- [MATERIAL FOR THE TASK]
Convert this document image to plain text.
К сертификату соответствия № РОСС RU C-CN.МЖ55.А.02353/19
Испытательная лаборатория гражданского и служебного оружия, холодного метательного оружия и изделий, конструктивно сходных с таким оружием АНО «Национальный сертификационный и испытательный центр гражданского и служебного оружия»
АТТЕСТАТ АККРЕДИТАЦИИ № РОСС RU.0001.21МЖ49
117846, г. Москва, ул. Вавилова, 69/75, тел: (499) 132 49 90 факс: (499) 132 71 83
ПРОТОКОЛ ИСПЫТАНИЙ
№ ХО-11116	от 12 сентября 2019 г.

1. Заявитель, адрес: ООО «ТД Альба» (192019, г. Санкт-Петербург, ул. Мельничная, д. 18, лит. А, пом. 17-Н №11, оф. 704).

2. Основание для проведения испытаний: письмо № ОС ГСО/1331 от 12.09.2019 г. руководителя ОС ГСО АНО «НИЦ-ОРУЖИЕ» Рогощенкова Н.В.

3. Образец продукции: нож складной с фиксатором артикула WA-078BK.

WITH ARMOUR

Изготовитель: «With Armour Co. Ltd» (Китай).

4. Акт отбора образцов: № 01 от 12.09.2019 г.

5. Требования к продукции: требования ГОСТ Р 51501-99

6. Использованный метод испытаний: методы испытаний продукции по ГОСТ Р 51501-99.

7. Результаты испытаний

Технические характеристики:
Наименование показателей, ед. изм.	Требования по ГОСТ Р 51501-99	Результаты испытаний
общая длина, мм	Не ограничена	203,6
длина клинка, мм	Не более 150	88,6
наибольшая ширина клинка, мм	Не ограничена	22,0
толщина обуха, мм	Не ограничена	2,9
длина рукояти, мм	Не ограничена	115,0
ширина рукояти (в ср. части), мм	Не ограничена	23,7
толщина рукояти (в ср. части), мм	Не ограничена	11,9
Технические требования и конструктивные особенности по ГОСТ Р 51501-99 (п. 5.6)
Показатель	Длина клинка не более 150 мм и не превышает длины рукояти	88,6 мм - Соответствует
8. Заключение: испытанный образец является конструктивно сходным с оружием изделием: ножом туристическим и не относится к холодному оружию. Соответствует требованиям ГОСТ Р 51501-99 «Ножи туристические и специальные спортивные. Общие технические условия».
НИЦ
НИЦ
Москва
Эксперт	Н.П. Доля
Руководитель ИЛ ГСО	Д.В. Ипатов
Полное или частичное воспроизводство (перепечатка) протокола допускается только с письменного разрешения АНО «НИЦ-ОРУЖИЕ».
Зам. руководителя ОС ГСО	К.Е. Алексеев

- [THE PROBLEM] Each line above must be reproduced exactly as it stands.

- [RESULT OF THE TASK]
Convert this document image to plain text.
К сертификату соответствия № РОСС RU C-CN.МЖ55.А.02353/19
Испытательная лаборатория гражданского и служебного оружия, холодного метательного оружия и изделий, конструктивно сходных с таким оружием АНО «Национальный сертификационный и испытательный центр гражданского и служебного оружия»
АТТЕСТАТ АККРЕДИТАЦИИ № РОСС RU.0001.21МЖ49
117846, г. Москва, ул. Вавилова, 69/75, тел: (499) 132 49 90 факс: (499) 132 71 83
ПРОТОКОЛ ИСПЫТАНИЙ
№ ХО-11116	от 12 сентября 2019 г.

1. Заявитель, адрес: ООО «ТД Альба» (192019, г. Санкт-Петербург, ул. Мельничная, д. 18, лит. А, пом. 17-Н №11, оф. 704).

2. Основание для проведения испытаний: письмо № ОС ГСО/1331 от 12.09.2019 г. руководителя ОС ГСО АНО «НИЦ-ОРУЖИЕ» Рогощенкова Н.В.

3. Образец продукции: нож складной с фиксатором артикула WA-078BK.

WITH ARMOUR

Изготовитель: «With Armour Co. Ltd» (Китай).

4. Акт отбора образцов: № 01 от 12.09.2019 г.

5. Требования к продукции: требования ГОСТ Р 51501-99

6. Использованный метод испытаний: методы испытаний продукции по ГОСТ Р 51501-99.

7. Результаты испытаний

Технические характеристики:
Наименование показателей, ед. изм.	Требования по ГОСТ Р 51501-99	Результаты испытаний
общая длина, мм	Не ограничена	203,6
длина клинка, мм	Не более 150	88,6
наибольшая ширина клинка, мм	Не ограничена	22,0
толщина обуха, мм	Не ограничена	2,9
длина рукояти, мм	Не ограничена	115,0
ширина рукояти (в ср. части), мм	Не ограничена	23,7
толщина рукояти (в ср. части), мм	Не ограничена	11,9
Технические требования и конструктивные особенности по ГОСТ Р 51501-99 (п. 5.6)
Показатель	Длина клинка не более 150 мм и не превышает длины рукояти	88,6 мм - Соответствует
8. Заключение: испытанный образец является конструктивно сходным с оружием изделием: ножом туристическим и не относится к холодному оружию. Соответствует требованиям ГОСТ Р 51501-99 «Ножи туристические и специальные спортивные. Общие технические условия».
НИЦ
НИЦ
Москва
Эксперт	Н.П. Доля
Руководитель ИЛ ГСО	Д.В. Ипатов
Полное или частичное воспроизводство (перепечатка) протокола допускается только с письменного разрешения АНО «НИЦ-ОРУЖИЕ».
Зам. руководителя ОС ГСО	К.Е. Алексеев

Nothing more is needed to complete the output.